▶ **Dataset excerpt**
## START

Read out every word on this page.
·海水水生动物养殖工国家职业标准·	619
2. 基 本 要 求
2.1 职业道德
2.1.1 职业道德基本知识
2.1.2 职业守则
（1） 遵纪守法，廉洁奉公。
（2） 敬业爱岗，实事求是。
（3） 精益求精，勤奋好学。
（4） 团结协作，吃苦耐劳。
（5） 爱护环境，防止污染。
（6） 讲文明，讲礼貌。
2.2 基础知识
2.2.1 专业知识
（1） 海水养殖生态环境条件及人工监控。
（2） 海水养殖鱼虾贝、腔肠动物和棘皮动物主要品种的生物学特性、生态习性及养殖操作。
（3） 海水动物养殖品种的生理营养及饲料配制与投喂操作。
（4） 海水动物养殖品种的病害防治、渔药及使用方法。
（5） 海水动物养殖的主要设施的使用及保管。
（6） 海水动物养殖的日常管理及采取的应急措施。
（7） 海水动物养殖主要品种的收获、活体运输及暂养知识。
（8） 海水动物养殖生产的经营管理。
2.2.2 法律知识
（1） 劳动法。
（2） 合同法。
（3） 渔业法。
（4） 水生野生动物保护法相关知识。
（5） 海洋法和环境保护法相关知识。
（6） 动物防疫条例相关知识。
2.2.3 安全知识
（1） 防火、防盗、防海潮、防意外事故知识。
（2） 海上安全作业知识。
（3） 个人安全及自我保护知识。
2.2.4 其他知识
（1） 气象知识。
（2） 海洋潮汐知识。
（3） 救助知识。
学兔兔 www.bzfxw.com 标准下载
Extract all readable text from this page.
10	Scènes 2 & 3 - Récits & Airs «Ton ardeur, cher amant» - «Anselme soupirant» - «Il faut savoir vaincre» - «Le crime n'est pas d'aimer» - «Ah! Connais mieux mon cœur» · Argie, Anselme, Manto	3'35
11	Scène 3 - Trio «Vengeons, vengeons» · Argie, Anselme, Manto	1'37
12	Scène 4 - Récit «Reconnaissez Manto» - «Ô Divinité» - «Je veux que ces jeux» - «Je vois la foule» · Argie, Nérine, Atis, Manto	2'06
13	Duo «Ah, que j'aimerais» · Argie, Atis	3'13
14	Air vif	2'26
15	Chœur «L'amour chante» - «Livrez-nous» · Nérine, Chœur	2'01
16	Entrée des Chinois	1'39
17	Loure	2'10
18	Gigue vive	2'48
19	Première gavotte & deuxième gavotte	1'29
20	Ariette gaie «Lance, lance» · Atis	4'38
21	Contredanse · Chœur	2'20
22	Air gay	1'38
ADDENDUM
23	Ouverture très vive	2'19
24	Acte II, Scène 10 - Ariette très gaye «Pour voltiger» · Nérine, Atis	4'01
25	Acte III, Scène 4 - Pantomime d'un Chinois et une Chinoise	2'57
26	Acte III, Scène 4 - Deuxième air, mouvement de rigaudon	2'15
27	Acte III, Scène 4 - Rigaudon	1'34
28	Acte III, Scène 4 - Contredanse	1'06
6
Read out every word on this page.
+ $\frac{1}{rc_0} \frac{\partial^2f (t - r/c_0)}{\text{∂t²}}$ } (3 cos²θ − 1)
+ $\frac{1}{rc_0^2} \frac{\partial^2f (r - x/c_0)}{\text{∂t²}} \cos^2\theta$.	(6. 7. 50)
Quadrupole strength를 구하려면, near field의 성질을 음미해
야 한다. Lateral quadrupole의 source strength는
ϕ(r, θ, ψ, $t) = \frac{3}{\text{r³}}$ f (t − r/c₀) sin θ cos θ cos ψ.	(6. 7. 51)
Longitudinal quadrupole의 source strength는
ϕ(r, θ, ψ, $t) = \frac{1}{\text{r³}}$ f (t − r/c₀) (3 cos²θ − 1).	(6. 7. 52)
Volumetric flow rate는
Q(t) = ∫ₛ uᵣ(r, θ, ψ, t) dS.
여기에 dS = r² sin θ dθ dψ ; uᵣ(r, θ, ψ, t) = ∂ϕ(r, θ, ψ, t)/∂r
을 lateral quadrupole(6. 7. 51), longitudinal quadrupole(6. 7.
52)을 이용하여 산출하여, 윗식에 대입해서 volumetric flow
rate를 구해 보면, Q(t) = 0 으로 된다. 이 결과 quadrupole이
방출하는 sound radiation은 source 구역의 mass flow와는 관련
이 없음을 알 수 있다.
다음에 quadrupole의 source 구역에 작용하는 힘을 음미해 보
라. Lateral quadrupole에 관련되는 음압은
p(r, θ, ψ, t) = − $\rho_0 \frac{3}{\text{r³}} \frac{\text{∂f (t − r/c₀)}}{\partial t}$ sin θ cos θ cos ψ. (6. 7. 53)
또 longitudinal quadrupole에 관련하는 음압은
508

## END

▶ **DIRECTIVE**
Answer with one number: how many lines of the entries above include the word "text".

▶ **FINISHED ANSWER**
6